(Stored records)
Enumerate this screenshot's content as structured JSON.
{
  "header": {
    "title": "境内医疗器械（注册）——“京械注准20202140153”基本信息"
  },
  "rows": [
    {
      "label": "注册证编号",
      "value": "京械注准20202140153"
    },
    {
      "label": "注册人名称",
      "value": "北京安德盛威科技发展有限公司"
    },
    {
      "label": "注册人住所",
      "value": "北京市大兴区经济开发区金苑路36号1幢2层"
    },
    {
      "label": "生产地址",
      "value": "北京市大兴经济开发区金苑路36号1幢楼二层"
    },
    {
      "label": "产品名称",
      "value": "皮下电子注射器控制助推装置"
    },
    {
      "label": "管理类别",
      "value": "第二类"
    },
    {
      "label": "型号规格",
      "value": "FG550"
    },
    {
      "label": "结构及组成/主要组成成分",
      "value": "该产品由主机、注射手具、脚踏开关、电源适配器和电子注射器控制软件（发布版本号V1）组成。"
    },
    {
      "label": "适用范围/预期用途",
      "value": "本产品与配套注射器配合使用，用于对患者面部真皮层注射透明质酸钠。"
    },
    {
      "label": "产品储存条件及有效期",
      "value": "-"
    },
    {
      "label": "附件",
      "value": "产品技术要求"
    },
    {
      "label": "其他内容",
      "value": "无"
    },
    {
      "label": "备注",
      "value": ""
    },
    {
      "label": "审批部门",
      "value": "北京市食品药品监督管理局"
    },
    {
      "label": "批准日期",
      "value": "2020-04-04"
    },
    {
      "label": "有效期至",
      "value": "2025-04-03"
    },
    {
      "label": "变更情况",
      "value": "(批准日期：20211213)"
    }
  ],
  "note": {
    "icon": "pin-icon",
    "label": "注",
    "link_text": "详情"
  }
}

◆ Exercise details ◆
Extract the full listing above without alteration.

◆ Response to the exercise ◆
Enumerate this screenshot's content as structured JSON.
{
  "header": {
    "title": "境内医疗器械（注册）——“京械注准20202140153”基本信息"
  },
  "rows": [
    {
      "label": "注册证编号",
      "value": "京械注准20202140153"
    },
    {
      "label": "注册人名称",
      "value": "北京安德盛威科技发展有限公司"
    },
    {
      "label": "注册人住所",
      "value": "北京市大兴区经济开发区金苑路36号1幢2层"
    },
    {
      "label": "生产地址",
      "value": "北京市大兴经济开发区金苑路36号1幢楼二层"
    },
    {
      "label": "产品名称",
      "value": "皮下电子注射器控制助推装置"
    },
    {
      "label": "管理类别",
      "value": "第二类"
    },
    {
      "label": "型号规格",
      "value": "FG550"
    },
    {
      "label": "结构及组成/主要组成成分",
      "value": "该产品由主机、注射手具、脚踏开关、电源适配器和电子注射器控制软件（发布版本号V1）组成。"
    },
    {
      "label": "适用范围/预期用途",
      "value": "本产品与配套注射器配合使用，用于对患者面部真皮层注射透明质酸钠。"
    },
    {
      "label": "产品储存条件及有效期",
      "value": "-"
    },
    {
      "label": "附件",
      "value": "产品技术要求"
    },
    {
      "label": "其他内容",
      "value": "无"
    },
    {
      "label": "备注",
      "value": ""
    },
    {
      "label": "审批部门",
      "value": "北京市食品药品监督管理局"
    },
    {
      "label": "批准日期",
      "value": "2020-04-04"
    },
    {
      "label": "有效期至",
      "value": "2025-04-03"
    },
    {
      "label": "变更情况",
      "value": "(批准日期：20211213)"
    }
  ],
  "note": {
    "icon": "pin-icon",
    "label": "注",
    "link_text": "详情"
  }
}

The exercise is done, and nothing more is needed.